» Available records:

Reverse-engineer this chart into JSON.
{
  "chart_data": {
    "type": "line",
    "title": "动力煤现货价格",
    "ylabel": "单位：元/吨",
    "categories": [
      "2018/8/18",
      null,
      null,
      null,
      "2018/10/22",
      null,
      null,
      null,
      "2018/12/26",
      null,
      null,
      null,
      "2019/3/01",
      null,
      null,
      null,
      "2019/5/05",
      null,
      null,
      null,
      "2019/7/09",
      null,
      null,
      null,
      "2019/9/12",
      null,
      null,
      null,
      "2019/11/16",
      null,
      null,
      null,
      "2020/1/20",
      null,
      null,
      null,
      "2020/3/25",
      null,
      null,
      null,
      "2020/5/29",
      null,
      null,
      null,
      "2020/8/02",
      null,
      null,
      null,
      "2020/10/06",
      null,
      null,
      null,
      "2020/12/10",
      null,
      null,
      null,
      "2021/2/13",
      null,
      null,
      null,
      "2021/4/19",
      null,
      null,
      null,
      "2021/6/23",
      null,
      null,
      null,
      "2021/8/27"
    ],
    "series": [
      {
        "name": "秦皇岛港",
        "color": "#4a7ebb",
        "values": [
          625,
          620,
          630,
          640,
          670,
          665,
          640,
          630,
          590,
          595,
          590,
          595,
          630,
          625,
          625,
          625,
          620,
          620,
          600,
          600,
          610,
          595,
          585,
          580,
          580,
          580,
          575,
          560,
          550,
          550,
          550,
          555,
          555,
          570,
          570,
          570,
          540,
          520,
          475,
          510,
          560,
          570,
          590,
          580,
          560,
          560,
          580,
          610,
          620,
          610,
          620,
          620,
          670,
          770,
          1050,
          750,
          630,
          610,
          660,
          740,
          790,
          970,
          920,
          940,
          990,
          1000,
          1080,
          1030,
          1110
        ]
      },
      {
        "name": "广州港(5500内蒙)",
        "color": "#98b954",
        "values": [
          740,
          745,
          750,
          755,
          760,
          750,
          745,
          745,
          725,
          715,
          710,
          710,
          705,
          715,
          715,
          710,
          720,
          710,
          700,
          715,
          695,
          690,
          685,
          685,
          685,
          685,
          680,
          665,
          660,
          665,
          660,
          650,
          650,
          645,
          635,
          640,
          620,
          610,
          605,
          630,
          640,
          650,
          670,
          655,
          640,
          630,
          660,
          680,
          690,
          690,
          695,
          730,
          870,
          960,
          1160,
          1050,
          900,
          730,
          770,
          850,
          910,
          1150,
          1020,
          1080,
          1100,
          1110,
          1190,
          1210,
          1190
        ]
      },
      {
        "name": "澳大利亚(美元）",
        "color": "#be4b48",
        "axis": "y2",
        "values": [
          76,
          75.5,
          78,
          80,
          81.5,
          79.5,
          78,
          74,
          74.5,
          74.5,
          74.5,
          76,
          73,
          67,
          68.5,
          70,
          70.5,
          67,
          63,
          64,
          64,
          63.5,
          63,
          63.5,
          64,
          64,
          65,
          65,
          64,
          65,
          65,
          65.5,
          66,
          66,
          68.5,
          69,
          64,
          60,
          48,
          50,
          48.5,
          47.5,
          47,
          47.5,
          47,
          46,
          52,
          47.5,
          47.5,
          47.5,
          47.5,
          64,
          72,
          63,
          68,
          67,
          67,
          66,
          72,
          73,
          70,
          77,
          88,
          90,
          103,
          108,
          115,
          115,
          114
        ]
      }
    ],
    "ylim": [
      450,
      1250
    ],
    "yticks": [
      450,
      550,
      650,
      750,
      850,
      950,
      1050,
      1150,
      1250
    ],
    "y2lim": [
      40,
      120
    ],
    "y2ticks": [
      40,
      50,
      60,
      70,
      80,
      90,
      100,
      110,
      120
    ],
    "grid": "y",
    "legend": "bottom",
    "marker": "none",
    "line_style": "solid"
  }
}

» Work to be completed: Determine how many lines of the data contain "name" and give nothing but that number.

» Reply to the task: 3